§ RECORDS SHOWN:

§ §

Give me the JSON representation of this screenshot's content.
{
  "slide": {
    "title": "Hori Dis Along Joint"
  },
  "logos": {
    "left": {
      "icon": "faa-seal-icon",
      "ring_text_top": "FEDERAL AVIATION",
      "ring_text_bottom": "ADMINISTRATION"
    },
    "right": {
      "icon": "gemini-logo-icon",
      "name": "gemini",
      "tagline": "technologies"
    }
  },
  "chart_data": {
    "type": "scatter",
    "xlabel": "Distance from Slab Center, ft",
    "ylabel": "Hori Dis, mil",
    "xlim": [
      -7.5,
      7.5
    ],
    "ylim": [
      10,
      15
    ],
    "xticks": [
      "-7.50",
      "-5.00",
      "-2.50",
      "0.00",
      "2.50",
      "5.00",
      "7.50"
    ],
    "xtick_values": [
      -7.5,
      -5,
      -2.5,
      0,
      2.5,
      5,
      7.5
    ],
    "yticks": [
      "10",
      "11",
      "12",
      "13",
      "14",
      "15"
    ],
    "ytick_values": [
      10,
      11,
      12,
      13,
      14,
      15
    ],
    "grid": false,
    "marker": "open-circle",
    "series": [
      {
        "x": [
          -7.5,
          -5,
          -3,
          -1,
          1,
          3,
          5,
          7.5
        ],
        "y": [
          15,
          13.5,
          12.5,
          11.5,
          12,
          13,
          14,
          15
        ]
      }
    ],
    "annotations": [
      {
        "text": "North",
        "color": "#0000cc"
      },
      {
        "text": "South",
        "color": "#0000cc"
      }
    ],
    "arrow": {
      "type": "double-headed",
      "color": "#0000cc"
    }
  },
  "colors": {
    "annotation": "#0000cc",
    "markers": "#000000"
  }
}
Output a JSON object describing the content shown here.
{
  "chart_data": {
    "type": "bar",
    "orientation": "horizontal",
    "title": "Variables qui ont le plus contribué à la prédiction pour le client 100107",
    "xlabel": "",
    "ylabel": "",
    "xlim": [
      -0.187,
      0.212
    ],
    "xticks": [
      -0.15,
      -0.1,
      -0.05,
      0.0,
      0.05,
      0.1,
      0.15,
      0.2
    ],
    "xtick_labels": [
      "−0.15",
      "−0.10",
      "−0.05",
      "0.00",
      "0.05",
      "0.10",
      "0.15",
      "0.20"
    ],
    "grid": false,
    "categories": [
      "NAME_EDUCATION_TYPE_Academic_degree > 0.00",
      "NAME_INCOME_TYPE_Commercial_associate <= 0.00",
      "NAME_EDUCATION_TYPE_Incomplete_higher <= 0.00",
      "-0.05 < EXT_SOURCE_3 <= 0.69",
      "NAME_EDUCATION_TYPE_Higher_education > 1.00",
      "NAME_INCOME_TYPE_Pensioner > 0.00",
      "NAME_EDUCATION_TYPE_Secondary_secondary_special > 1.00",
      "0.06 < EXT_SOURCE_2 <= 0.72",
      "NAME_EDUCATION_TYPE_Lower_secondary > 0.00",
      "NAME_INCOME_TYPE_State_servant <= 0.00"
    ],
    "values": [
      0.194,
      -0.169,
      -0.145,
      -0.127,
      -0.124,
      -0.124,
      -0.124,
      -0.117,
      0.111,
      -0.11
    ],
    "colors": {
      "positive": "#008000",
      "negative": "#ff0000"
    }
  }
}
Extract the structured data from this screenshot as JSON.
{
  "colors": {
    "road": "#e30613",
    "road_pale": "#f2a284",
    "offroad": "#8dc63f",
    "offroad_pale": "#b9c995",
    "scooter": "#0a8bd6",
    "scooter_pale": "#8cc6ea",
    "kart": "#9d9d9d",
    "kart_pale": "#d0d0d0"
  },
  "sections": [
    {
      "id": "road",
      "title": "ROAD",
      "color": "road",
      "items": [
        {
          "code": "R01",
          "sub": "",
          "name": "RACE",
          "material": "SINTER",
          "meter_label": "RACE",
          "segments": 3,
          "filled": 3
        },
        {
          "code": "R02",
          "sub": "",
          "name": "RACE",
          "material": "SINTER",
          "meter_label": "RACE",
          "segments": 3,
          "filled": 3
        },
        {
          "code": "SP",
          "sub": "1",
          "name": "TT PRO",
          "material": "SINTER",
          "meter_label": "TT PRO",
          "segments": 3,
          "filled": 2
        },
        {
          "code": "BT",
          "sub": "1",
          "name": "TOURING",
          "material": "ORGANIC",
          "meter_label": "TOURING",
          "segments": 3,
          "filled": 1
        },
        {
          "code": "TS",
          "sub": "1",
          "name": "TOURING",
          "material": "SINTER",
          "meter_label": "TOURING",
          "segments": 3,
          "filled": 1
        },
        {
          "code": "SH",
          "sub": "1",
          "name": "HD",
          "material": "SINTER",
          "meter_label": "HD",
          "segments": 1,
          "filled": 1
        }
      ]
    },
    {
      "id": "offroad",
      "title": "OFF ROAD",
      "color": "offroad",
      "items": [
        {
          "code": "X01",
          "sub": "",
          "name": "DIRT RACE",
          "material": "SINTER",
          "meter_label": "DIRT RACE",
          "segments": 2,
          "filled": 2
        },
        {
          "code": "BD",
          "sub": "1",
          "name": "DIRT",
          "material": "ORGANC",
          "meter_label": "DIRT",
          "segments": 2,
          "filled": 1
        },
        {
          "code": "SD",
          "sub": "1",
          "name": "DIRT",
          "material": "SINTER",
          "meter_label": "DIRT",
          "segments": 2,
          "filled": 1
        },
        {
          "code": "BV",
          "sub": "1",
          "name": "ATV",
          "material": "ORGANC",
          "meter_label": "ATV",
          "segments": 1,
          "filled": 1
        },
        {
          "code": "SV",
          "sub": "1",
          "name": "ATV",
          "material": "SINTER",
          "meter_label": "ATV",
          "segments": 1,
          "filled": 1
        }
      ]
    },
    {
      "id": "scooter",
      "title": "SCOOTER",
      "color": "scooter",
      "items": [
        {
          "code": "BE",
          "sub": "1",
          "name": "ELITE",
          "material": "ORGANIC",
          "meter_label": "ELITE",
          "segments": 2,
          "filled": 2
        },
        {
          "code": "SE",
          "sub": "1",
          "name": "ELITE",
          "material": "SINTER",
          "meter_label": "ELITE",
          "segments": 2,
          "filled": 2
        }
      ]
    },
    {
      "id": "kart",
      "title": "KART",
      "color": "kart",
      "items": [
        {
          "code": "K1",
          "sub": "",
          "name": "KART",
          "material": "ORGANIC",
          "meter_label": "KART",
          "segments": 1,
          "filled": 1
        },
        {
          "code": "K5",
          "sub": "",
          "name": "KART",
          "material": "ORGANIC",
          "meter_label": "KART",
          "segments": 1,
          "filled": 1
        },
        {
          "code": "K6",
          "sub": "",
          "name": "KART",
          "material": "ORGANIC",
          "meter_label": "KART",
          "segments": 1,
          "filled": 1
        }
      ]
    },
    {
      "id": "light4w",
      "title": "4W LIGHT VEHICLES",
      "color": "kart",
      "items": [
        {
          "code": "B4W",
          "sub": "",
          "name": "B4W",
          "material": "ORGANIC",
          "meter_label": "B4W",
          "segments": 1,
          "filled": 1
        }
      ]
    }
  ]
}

§ §

§ WRITTEN REQUEST: Show the lines of the records that contain the word "from".

§ EXERCISE SOLUTION:
    "xlabel": "Distance from Slab Center, ft",
Extract the structured data from this screenshot as JSON.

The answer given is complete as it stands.